• [TASK DATA]

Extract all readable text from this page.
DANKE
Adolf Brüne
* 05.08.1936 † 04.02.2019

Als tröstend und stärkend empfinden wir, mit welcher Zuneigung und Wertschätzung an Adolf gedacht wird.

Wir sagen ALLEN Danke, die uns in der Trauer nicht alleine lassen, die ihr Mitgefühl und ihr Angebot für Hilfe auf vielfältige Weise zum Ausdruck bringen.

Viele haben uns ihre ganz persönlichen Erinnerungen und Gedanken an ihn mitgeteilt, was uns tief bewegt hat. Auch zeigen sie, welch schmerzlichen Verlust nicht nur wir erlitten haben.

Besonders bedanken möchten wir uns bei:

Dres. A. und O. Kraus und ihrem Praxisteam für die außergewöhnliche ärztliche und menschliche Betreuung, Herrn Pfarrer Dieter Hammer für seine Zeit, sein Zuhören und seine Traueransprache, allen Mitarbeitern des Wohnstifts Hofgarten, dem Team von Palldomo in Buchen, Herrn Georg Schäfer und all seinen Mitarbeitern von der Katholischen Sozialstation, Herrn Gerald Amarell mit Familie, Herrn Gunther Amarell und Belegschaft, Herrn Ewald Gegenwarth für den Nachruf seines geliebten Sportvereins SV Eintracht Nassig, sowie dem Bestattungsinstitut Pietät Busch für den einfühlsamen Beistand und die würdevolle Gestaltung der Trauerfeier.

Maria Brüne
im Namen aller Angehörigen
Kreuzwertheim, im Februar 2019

• [INSTRUCTIONS TO FOLLOW]
Consider the entries above and return each line with the string "Adolf".

• [FULL ANSWER]
Adolf Brüne
Als tröstend und stärkend empfinden wir, mit welcher Zuneigung und Wertschätzung an Adolf gedacht wird.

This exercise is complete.